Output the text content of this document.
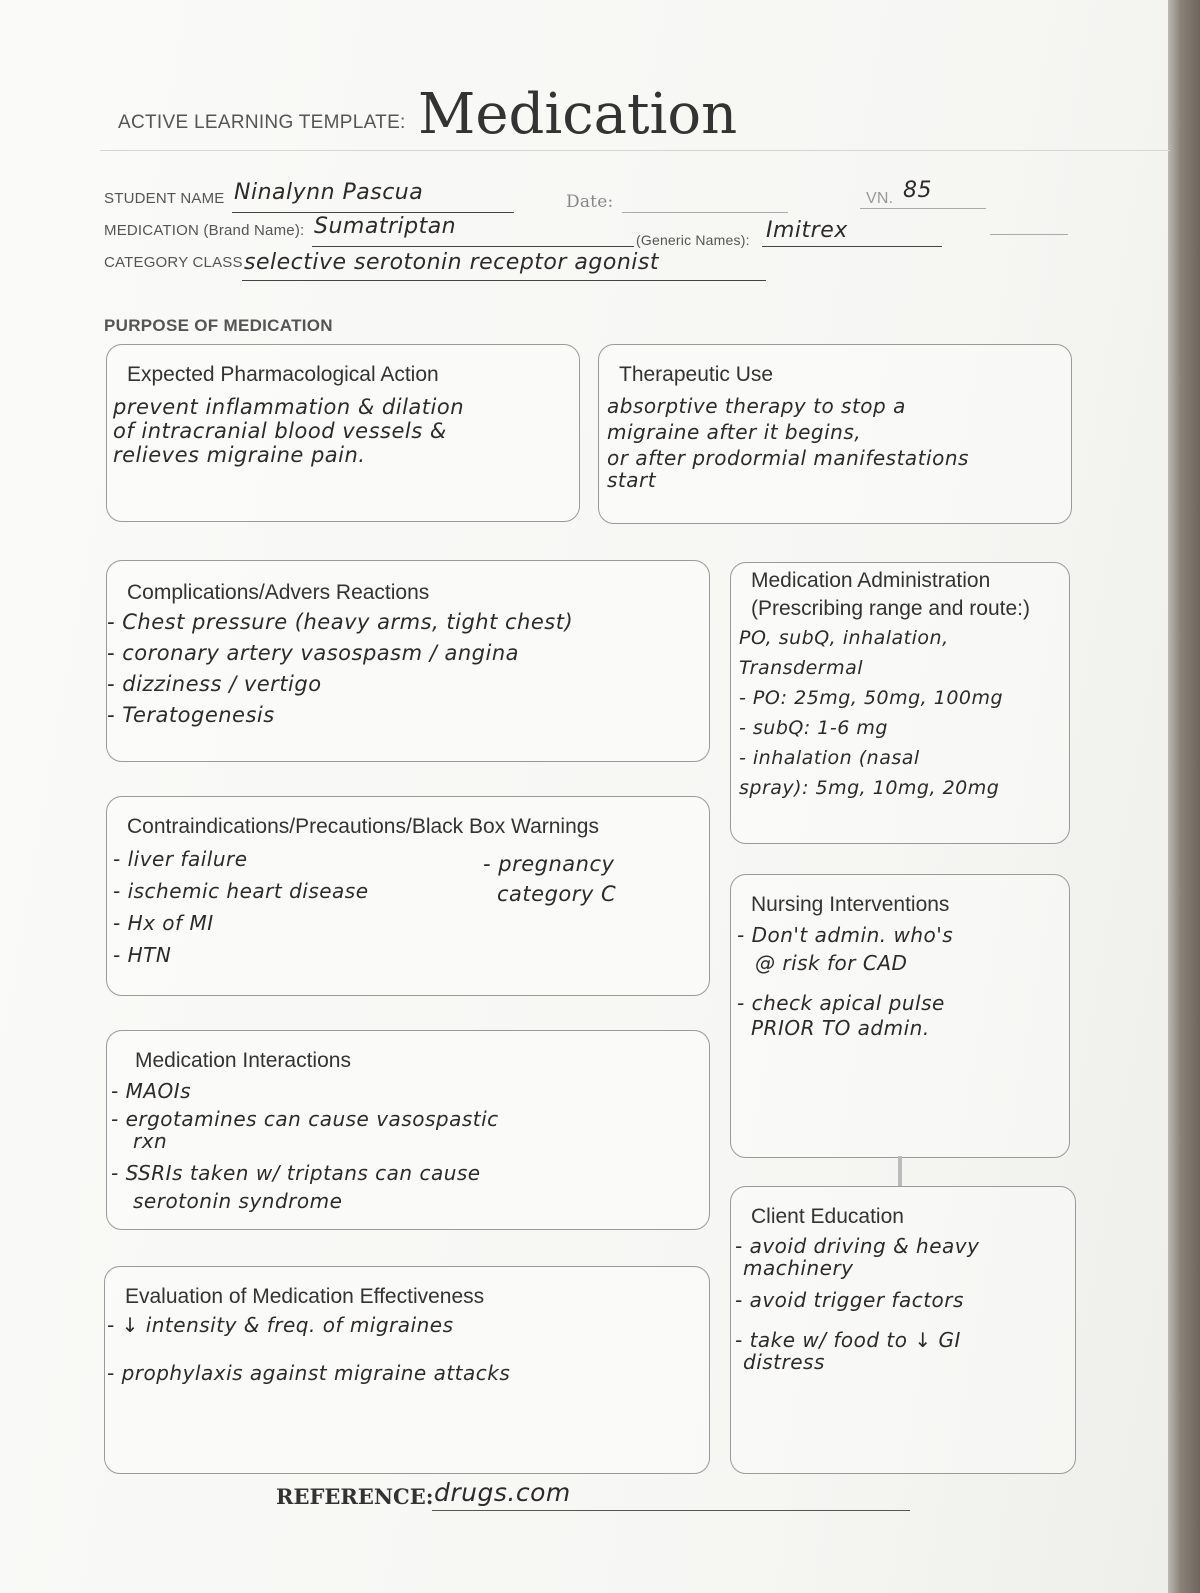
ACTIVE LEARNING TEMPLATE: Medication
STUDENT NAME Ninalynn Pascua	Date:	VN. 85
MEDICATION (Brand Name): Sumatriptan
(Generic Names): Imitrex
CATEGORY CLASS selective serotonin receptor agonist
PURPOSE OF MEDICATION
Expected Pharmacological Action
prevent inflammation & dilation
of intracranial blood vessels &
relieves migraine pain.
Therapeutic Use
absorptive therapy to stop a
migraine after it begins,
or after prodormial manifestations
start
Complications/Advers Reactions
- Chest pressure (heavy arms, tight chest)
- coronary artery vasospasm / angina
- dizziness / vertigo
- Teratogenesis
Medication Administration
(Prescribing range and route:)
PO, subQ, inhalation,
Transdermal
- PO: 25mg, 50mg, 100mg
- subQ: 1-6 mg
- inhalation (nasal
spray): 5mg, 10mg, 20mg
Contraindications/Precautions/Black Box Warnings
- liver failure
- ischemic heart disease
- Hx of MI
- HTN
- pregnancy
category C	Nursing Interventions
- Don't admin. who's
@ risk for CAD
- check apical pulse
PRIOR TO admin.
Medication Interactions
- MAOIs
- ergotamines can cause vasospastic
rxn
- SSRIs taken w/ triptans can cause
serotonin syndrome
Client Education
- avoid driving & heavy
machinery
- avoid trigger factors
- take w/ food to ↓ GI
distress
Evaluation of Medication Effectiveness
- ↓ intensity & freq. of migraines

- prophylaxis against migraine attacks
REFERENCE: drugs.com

__________

Goal of the exercise: Wherever the string "avoid" appears in the entries above, return the line it appears on.

Exercise solution:
- avoid driving & heavy
- avoid trigger factors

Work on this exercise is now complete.